Dataset entries.
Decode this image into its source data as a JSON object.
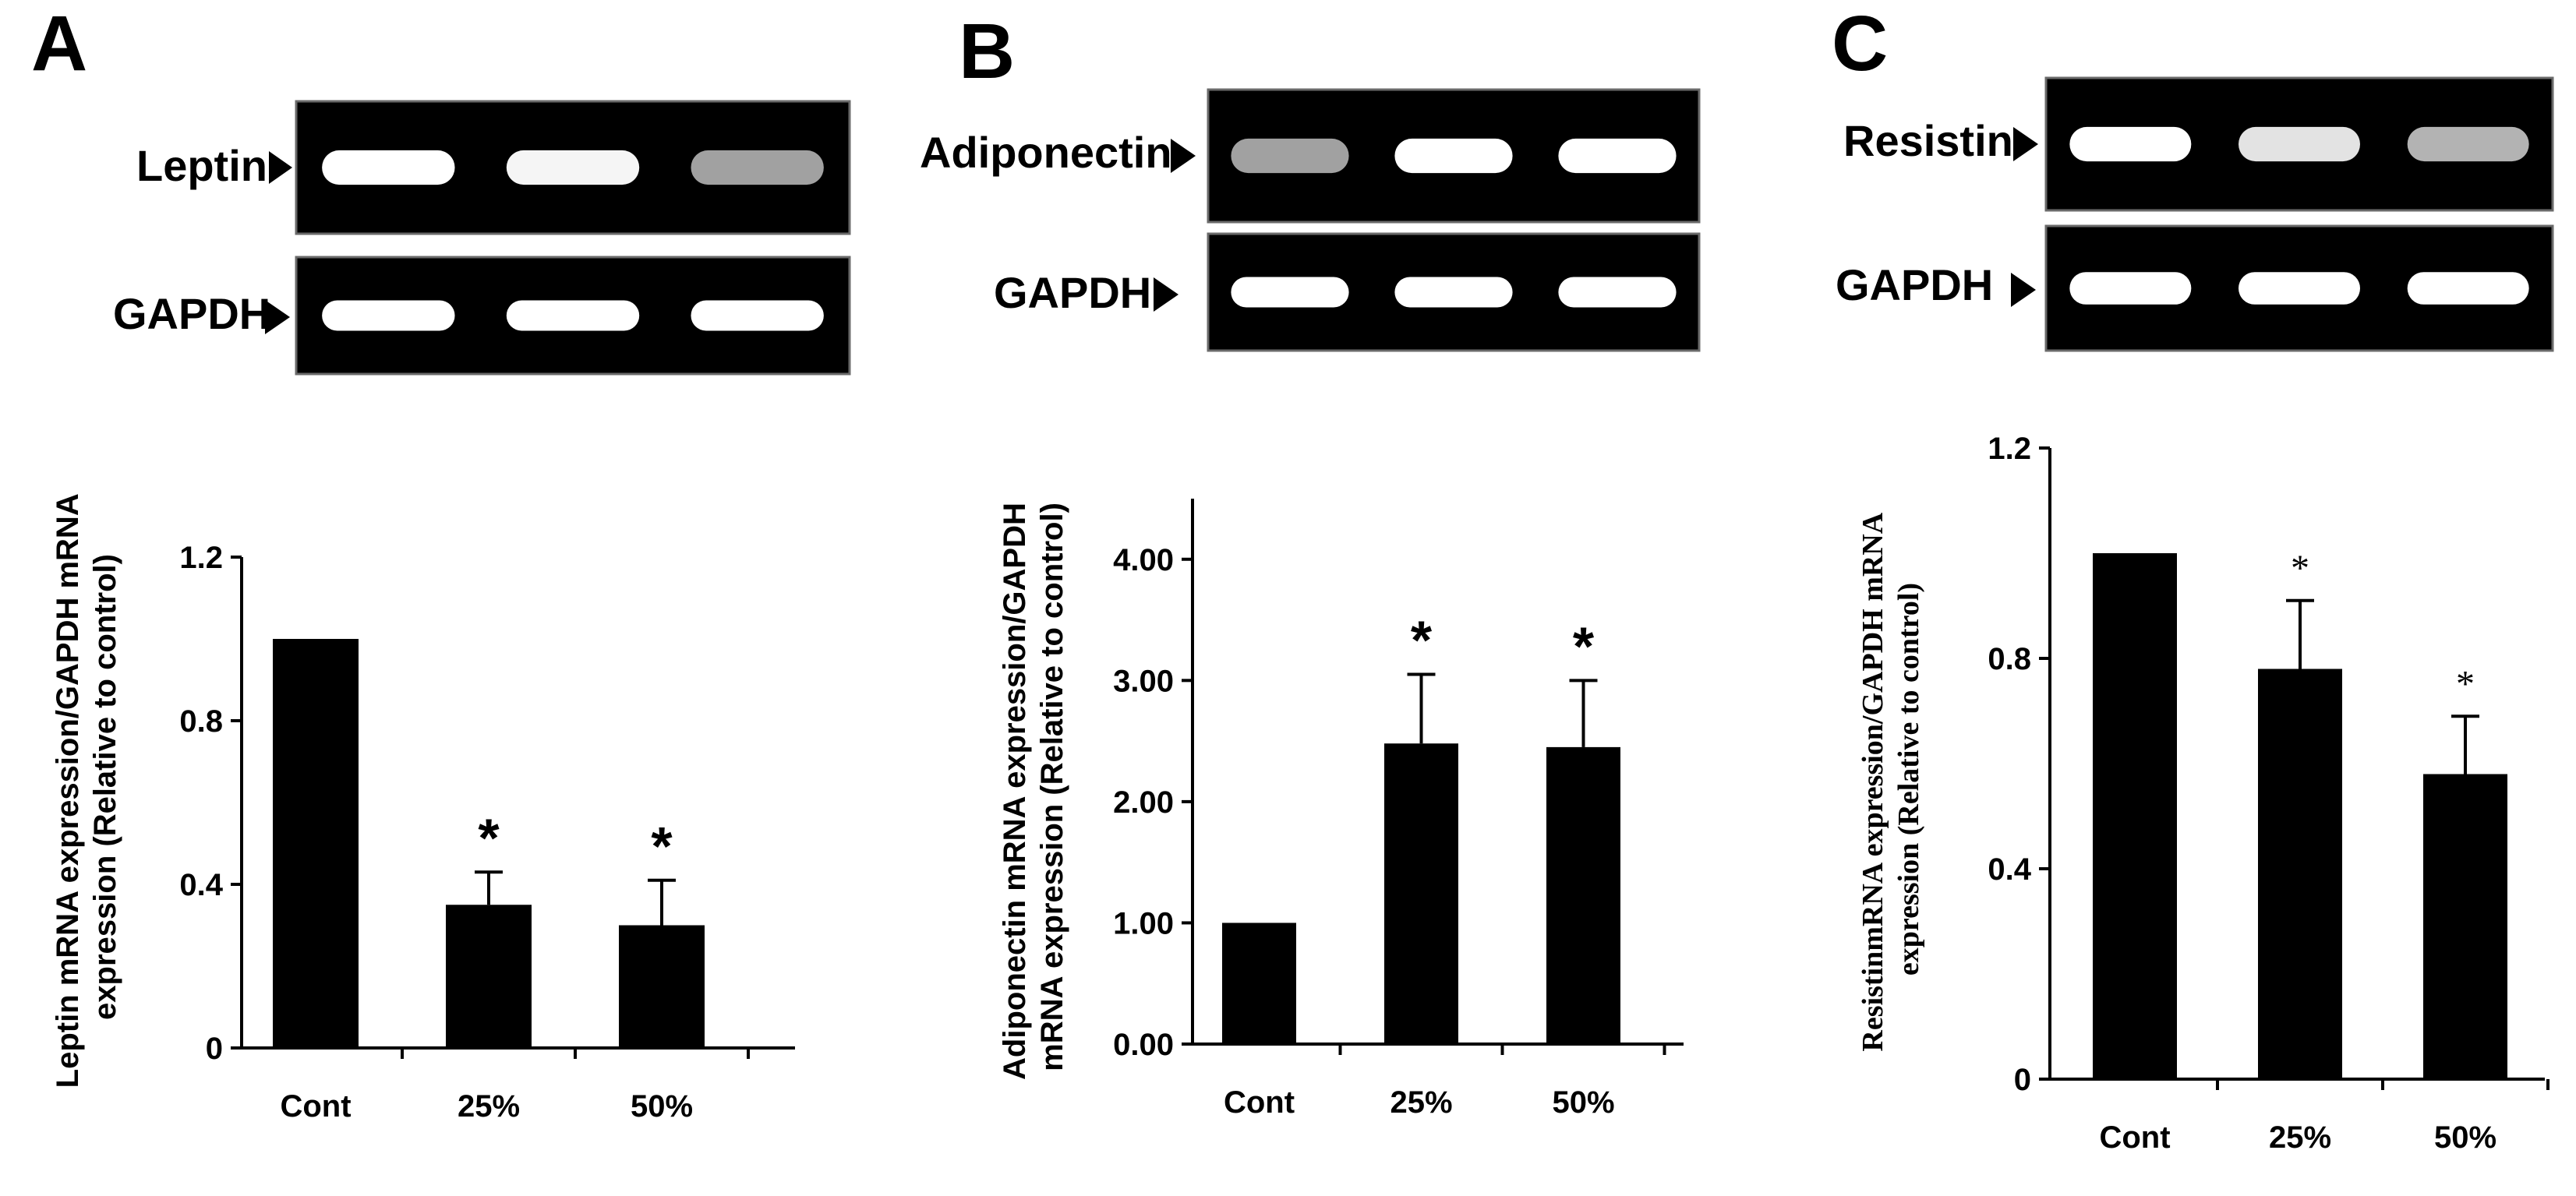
{
  "colors": {
    "bar": "#000000",
    "gel": "#000000",
    "band": "#ffffff"
  },
  "icons": {
    "band_marker": "triangle-arrow-icon"
  },
  "chart_data": [
    {
      "type": "bar",
      "panel_letter": "A",
      "gel_labels": [
        "Leptin",
        "GAPDH"
      ],
      "gel_band_intensity": [
        [
          1.0,
          0.95,
          0.5
        ],
        [
          1.0,
          1.0,
          1.0
        ]
      ],
      "categories": [
        "Cont",
        "25%",
        "50%"
      ],
      "values": [
        1.0,
        0.35,
        0.3
      ],
      "errors": [
        0,
        0.08,
        0.11
      ],
      "significance": [
        "",
        "*",
        "*"
      ],
      "ylabel_lines": [
        "Leptin mRNA expression/GAPDH mRNA",
        "expression (Relative to control)"
      ],
      "yticks": [
        0,
        0.4,
        0.8,
        1.2
      ],
      "ytick_labels": [
        "0",
        "0.4",
        "0.8",
        "1.2"
      ],
      "ylim": [
        0,
        1.2
      ]
    },
    {
      "type": "bar",
      "panel_letter": "B",
      "gel_labels": [
        "Adiponectin",
        "GAPDH"
      ],
      "gel_band_intensity": [
        [
          0.5,
          1.0,
          1.0
        ],
        [
          1.0,
          1.0,
          1.0
        ]
      ],
      "categories": [
        "Cont",
        "25%",
        "50%"
      ],
      "values": [
        1.0,
        2.48,
        2.45
      ],
      "errors": [
        0,
        0.57,
        0.55
      ],
      "significance": [
        "",
        "*",
        "*"
      ],
      "ylabel_lines": [
        "Adiponectin  mRNA expression/GAPDH",
        "mRNA  expression (Relative to control)"
      ],
      "yticks": [
        0,
        1,
        2,
        3,
        4
      ],
      "ytick_labels": [
        "0.00",
        "1.00",
        "2.00",
        "3.00",
        "4.00"
      ],
      "ylim": [
        0,
        4.5
      ]
    },
    {
      "type": "bar",
      "panel_letter": "C",
      "gel_labels": [
        "Resistin",
        "GAPDH"
      ],
      "gel_band_intensity": [
        [
          1.0,
          0.85,
          0.6
        ],
        [
          1.0,
          1.0,
          1.0
        ]
      ],
      "categories": [
        "Cont",
        "25%",
        "50%"
      ],
      "values": [
        1.0,
        0.78,
        0.58
      ],
      "errors": [
        0,
        0.13,
        0.11
      ],
      "significance": [
        "",
        "*",
        "*"
      ],
      "ylabel_lines": [
        "ResistinmRNA expression/GAPDH mRNA",
        "expression (Relative to control)"
      ],
      "yticks": [
        0,
        0.4,
        0.8,
        1.2
      ],
      "ytick_labels": [
        "0",
        "0.4",
        "0.8",
        "1.2"
      ],
      "ylim": [
        0,
        1.2
      ]
    }
  ]
}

Work request. In copying the listing, reproduce each line exactly and omit the pictures.

Result for this exercise.
Decode this image into its source data as a JSON object.
{
  "colors": {
    "bar": "#000000",
    "gel": "#000000",
    "band": "#ffffff"
  },
  "icons": {
    "band_marker": "triangle-arrow-icon"
  },
  "chart_data": [
    {
      "type": "bar",
      "panel_letter": "A",
      "gel_labels": [
        "Leptin",
        "GAPDH"
      ],
      "gel_band_intensity": [
        [
          1.0,
          0.95,
          0.5
        ],
        [
          1.0,
          1.0,
          1.0
        ]
      ],
      "categories": [
        "Cont",
        "25%",
        "50%"
      ],
      "values": [
        1.0,
        0.35,
        0.3
      ],
      "errors": [
        0,
        0.08,
        0.11
      ],
      "significance": [
        "",
        "*",
        "*"
      ],
      "ylabel_lines": [
        "Leptin mRNA expression/GAPDH mRNA",
        "expression (Relative to control)"
      ],
      "yticks": [
        0,
        0.4,
        0.8,
        1.2
      ],
      "ytick_labels": [
        "0",
        "0.4",
        "0.8",
        "1.2"
      ],
      "ylim": [
        0,
        1.2
      ]
    },
    {
      "type": "bar",
      "panel_letter": "B",
      "gel_labels": [
        "Adiponectin",
        "GAPDH"
      ],
      "gel_band_intensity": [
        [
          0.5,
          1.0,
          1.0
        ],
        [
          1.0,
          1.0,
          1.0
        ]
      ],
      "categories": [
        "Cont",
        "25%",
        "50%"
      ],
      "values": [
        1.0,
        2.48,
        2.45
      ],
      "errors": [
        0,
        0.57,
        0.55
      ],
      "significance": [
        "",
        "*",
        "*"
      ],
      "ylabel_lines": [
        "Adiponectin  mRNA expression/GAPDH",
        "mRNA  expression (Relative to control)"
      ],
      "yticks": [
        0,
        1,
        2,
        3,
        4
      ],
      "ytick_labels": [
        "0.00",
        "1.00",
        "2.00",
        "3.00",
        "4.00"
      ],
      "ylim": [
        0,
        4.5
      ]
    },
    {
      "type": "bar",
      "panel_letter": "C",
      "gel_labels": [
        "Resistin",
        "GAPDH"
      ],
      "gel_band_intensity": [
        [
          1.0,
          0.85,
          0.6
        ],
        [
          1.0,
          1.0,
          1.0
        ]
      ],
      "categories": [
        "Cont",
        "25%",
        "50%"
      ],
      "values": [
        1.0,
        0.78,
        0.58
      ],
      "errors": [
        0,
        0.13,
        0.11
      ],
      "significance": [
        "",
        "*",
        "*"
      ],
      "ylabel_lines": [
        "ResistinmRNA expression/GAPDH mRNA",
        "expression (Relative to control)"
      ],
      "yticks": [
        0,
        0.4,
        0.8,
        1.2
      ],
      "ytick_labels": [
        "0",
        "0.4",
        "0.8",
        "1.2"
      ],
      "ylim": [
        0,
        1.2
      ]
    }
  ]
}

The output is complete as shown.